▶ **Given exercise**: Search the material for the word "Tools" and copy each line that holds it.

▶ **Material provided**:
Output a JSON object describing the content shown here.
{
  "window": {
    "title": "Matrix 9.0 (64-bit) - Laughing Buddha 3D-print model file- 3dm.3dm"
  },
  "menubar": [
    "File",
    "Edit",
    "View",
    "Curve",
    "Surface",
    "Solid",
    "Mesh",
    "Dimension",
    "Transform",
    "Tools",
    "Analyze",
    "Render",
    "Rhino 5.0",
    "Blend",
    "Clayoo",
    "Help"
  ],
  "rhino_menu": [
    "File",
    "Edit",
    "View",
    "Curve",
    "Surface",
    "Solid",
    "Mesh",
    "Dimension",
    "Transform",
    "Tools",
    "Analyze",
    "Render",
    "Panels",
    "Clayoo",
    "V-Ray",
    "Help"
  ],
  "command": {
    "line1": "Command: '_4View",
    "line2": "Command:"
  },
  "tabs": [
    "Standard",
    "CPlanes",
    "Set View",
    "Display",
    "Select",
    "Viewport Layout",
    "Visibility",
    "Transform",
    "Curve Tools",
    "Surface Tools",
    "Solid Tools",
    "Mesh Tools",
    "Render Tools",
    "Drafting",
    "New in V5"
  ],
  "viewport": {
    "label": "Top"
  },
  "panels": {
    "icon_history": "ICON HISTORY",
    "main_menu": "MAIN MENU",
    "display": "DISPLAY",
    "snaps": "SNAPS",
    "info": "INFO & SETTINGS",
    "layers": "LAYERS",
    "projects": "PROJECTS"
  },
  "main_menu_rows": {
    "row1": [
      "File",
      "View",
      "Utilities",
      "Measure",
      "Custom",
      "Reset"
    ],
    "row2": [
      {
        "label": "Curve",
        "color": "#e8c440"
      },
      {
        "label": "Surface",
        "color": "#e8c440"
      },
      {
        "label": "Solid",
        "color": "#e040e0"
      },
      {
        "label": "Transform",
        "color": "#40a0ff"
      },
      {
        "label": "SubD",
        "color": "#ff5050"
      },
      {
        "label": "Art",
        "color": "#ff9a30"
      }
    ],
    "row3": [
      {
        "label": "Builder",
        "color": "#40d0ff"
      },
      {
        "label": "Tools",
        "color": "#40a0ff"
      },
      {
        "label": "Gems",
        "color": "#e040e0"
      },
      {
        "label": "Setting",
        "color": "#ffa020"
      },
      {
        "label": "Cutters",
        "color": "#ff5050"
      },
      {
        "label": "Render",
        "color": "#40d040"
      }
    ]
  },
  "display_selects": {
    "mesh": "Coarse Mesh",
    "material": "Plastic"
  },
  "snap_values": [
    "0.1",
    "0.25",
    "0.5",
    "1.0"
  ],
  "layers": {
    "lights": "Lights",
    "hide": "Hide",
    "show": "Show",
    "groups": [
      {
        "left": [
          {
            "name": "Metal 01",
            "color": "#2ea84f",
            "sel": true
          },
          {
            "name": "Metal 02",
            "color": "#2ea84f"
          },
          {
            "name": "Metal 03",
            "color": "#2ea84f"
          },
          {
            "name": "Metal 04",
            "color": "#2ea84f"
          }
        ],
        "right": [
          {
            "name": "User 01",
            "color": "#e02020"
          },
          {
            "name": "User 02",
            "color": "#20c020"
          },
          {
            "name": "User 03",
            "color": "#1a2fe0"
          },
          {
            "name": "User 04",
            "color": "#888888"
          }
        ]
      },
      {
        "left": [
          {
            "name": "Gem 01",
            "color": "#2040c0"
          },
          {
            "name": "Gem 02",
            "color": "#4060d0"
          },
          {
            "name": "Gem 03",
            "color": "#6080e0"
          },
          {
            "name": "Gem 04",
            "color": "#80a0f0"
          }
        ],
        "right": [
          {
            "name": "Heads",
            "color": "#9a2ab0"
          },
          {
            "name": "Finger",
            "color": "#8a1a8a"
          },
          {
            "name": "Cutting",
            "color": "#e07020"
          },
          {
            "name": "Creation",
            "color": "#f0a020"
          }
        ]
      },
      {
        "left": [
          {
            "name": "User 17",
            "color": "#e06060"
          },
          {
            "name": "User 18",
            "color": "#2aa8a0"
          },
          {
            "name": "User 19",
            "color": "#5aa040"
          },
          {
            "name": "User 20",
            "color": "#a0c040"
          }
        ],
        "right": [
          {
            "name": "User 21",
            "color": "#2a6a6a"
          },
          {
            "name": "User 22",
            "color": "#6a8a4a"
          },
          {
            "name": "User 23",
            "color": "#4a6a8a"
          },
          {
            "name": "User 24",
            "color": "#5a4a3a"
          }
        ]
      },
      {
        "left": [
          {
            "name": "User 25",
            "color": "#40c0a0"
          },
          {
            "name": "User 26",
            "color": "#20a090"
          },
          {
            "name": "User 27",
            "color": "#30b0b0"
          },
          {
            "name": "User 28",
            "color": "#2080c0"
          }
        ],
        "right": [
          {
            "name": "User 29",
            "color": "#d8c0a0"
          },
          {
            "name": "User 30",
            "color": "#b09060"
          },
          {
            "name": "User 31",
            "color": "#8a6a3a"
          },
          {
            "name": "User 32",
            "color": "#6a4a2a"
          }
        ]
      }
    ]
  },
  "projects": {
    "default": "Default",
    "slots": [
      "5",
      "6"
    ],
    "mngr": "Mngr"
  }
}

▶ **The answer**:
    "Tools",
    "Tools",
    "Curve Tools",
    "Surface Tools",
    "Solid Tools",
    "Mesh Tools",
    "Render Tools",
        "label": "Tools",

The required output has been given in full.